• MATERIAL FOR THIS EXERCISE:
BEGIN

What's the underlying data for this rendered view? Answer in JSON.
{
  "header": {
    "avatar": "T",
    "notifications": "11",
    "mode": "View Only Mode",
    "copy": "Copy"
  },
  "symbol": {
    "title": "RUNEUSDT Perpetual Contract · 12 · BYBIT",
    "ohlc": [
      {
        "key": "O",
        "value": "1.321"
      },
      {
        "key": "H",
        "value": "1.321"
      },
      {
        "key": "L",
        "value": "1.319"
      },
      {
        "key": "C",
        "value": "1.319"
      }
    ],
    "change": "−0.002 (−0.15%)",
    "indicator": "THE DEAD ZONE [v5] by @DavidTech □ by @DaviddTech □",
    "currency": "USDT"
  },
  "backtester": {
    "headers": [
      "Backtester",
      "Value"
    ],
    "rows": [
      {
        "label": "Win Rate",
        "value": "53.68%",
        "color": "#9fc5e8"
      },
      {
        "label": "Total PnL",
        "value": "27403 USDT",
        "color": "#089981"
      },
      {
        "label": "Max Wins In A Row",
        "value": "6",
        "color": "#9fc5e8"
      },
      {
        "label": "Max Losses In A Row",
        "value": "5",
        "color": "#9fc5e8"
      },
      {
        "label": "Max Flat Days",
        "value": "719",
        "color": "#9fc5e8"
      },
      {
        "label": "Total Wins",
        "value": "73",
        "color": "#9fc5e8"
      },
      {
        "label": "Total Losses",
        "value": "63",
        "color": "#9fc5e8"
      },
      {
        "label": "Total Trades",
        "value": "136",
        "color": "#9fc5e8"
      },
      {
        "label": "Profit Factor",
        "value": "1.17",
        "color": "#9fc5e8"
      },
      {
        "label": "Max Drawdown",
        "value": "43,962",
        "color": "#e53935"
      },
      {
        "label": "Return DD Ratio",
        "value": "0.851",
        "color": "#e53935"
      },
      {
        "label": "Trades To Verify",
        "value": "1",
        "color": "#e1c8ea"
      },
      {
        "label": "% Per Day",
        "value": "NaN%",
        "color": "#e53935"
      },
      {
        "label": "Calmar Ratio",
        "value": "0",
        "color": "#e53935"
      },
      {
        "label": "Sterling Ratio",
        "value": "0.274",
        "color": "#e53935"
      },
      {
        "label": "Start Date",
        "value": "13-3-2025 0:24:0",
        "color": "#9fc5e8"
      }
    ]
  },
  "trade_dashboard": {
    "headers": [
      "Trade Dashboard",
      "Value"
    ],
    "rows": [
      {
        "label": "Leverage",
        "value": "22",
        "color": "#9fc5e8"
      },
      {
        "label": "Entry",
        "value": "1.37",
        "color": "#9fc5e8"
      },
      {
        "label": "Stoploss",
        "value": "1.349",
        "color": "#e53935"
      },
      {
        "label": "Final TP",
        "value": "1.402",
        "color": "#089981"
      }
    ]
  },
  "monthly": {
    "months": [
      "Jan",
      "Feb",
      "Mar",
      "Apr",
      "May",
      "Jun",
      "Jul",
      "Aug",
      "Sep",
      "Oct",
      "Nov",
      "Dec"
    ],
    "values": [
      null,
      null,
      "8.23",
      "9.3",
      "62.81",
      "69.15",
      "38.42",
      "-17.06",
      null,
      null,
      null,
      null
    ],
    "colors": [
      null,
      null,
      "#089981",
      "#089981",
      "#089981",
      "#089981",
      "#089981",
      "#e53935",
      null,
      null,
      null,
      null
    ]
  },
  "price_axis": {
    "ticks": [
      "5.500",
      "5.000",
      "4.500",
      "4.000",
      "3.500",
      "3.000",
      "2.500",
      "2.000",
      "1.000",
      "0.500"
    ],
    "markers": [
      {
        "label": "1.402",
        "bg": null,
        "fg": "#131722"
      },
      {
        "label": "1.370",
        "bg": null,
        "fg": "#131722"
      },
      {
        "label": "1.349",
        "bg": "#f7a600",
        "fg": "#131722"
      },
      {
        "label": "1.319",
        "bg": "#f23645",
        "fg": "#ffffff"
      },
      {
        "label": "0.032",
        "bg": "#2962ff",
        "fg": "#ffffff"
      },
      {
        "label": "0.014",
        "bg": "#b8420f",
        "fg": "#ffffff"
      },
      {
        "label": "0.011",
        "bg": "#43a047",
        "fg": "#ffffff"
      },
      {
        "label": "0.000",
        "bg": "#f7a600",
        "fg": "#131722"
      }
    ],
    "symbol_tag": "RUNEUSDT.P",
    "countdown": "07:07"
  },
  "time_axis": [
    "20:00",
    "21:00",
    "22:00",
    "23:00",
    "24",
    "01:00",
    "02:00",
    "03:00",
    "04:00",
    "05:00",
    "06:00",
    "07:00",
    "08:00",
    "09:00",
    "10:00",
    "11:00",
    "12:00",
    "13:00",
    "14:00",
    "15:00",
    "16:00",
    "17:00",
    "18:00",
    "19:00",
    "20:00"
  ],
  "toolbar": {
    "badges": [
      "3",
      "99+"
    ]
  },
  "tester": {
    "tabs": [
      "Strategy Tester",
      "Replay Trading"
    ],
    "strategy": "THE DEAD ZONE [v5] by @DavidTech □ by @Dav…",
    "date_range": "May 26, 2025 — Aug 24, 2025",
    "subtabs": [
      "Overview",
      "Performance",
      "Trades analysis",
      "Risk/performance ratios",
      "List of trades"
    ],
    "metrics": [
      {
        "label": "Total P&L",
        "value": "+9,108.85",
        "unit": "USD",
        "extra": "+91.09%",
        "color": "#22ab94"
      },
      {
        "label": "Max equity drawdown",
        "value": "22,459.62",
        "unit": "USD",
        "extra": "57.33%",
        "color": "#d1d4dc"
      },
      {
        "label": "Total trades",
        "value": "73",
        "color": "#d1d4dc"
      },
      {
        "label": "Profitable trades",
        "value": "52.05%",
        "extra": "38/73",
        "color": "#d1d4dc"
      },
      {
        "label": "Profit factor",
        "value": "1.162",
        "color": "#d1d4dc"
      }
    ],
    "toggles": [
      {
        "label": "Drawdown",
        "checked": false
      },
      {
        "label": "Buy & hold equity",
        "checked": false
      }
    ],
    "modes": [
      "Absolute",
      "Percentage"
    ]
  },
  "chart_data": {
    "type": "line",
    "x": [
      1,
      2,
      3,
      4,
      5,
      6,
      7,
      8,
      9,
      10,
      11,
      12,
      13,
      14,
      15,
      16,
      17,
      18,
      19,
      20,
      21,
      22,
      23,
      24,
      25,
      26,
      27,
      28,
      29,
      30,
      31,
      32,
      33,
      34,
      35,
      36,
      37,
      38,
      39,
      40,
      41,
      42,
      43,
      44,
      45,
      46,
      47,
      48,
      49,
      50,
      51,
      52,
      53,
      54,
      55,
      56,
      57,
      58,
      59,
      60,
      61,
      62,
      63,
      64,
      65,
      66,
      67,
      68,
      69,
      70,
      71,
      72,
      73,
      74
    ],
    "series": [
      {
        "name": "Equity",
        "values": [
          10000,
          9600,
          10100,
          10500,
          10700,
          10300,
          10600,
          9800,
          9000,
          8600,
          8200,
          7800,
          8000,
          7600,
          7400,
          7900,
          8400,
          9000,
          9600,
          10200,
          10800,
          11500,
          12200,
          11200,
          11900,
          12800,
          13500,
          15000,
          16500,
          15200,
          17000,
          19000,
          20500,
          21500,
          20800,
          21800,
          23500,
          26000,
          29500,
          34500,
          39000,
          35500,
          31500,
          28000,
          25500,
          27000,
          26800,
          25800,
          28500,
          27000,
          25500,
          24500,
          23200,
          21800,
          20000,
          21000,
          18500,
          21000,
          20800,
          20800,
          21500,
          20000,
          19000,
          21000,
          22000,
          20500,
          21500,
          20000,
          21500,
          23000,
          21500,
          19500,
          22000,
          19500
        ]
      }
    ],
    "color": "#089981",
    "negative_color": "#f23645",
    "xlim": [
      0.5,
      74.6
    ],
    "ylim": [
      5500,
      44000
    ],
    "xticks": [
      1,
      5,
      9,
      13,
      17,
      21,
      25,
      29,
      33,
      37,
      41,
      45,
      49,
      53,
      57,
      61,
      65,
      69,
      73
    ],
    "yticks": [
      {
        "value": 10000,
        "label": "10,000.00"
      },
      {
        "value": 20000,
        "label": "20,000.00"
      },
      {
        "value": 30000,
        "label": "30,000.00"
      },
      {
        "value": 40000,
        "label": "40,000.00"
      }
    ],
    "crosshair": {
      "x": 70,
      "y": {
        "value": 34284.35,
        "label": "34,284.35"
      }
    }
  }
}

END

• EXERCISE OBJECTIVE: Scan the listing above. Collect all lines with the word "Losses".

• EXERCISE SOLUTION:
        "label": "Max Losses In A Row",
        "label": "Total Losses",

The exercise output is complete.